-- START OF DATASET CONTENT --
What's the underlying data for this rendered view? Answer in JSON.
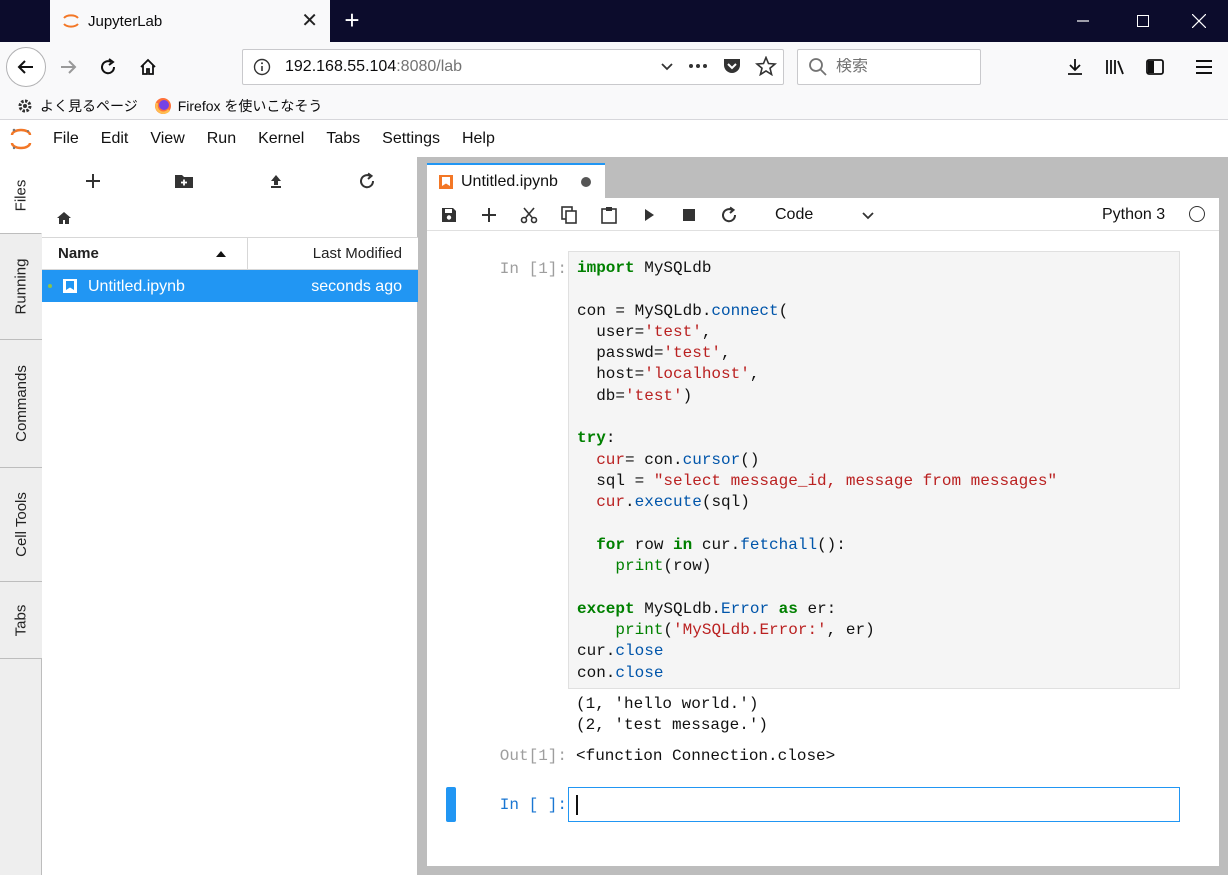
{
  "browser": {
    "tab_title": "JupyterLab",
    "close_tab": "✕",
    "new_tab": "+",
    "url_host": "192.168.55.104",
    "url_rest": ":8080/lab",
    "search_placeholder": "検索",
    "bookmarks": [
      {
        "label": "よく見るページ"
      },
      {
        "label": "Firefox を使いこなそう"
      }
    ]
  },
  "jupyter": {
    "menu": [
      "File",
      "Edit",
      "View",
      "Run",
      "Kernel",
      "Tabs",
      "Settings",
      "Help"
    ],
    "left_tabs": [
      "Files",
      "Running",
      "Commands",
      "Cell Tools",
      "Tabs"
    ],
    "filebrowser": {
      "col_name": "Name",
      "col_modified": "Last Modified",
      "files": [
        {
          "name": "Untitled.ipynb",
          "modified": "seconds ago"
        }
      ]
    },
    "notebook": {
      "tab_title": "Untitled.ipynb",
      "cell_type": "Code",
      "kernel": "Python 3",
      "cell1_prompt": "In [1]:",
      "out_prompt": "Out[1]:",
      "outputs": [
        "(1, 'hello world.')",
        "(2, 'test message.')"
      ],
      "result": "<function Connection.close>",
      "cell2_prompt": "In [ ]:"
    }
  }
}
-- END OF DATASET CONTENT --
◆ **TASK GOAL**:
Go through the material above and print all of it exactly, except the pictures.

◆ **SOLUTION TO THIS EXERCISE**:
What's the underlying data for this rendered view? Answer in JSON.
{
  "browser": {
    "tab_title": "JupyterLab",
    "close_tab": "✕",
    "new_tab": "+",
    "url_host": "192.168.55.104",
    "url_rest": ":8080/lab",
    "search_placeholder": "検索",
    "bookmarks": [
      {
        "label": "よく見るページ"
      },
      {
        "label": "Firefox を使いこなそう"
      }
    ]
  },
  "jupyter": {
    "menu": [
      "File",
      "Edit",
      "View",
      "Run",
      "Kernel",
      "Tabs",
      "Settings",
      "Help"
    ],
    "left_tabs": [
      "Files",
      "Running",
      "Commands",
      "Cell Tools",
      "Tabs"
    ],
    "filebrowser": {
      "col_name": "Name",
      "col_modified": "Last Modified",
      "files": [
        {
          "name": "Untitled.ipynb",
          "modified": "seconds ago"
        }
      ]
    },
    "notebook": {
      "tab_title": "Untitled.ipynb",
      "cell_type": "Code",
      "kernel": "Python 3",
      "cell1_prompt": "In [1]:",
      "out_prompt": "Out[1]:",
      "outputs": [
        "(1, 'hello world.')",
        "(2, 'test message.')"
      ],
      "result": "<function Connection.close>",
      "cell2_prompt": "In [ ]:"
    }
  }
}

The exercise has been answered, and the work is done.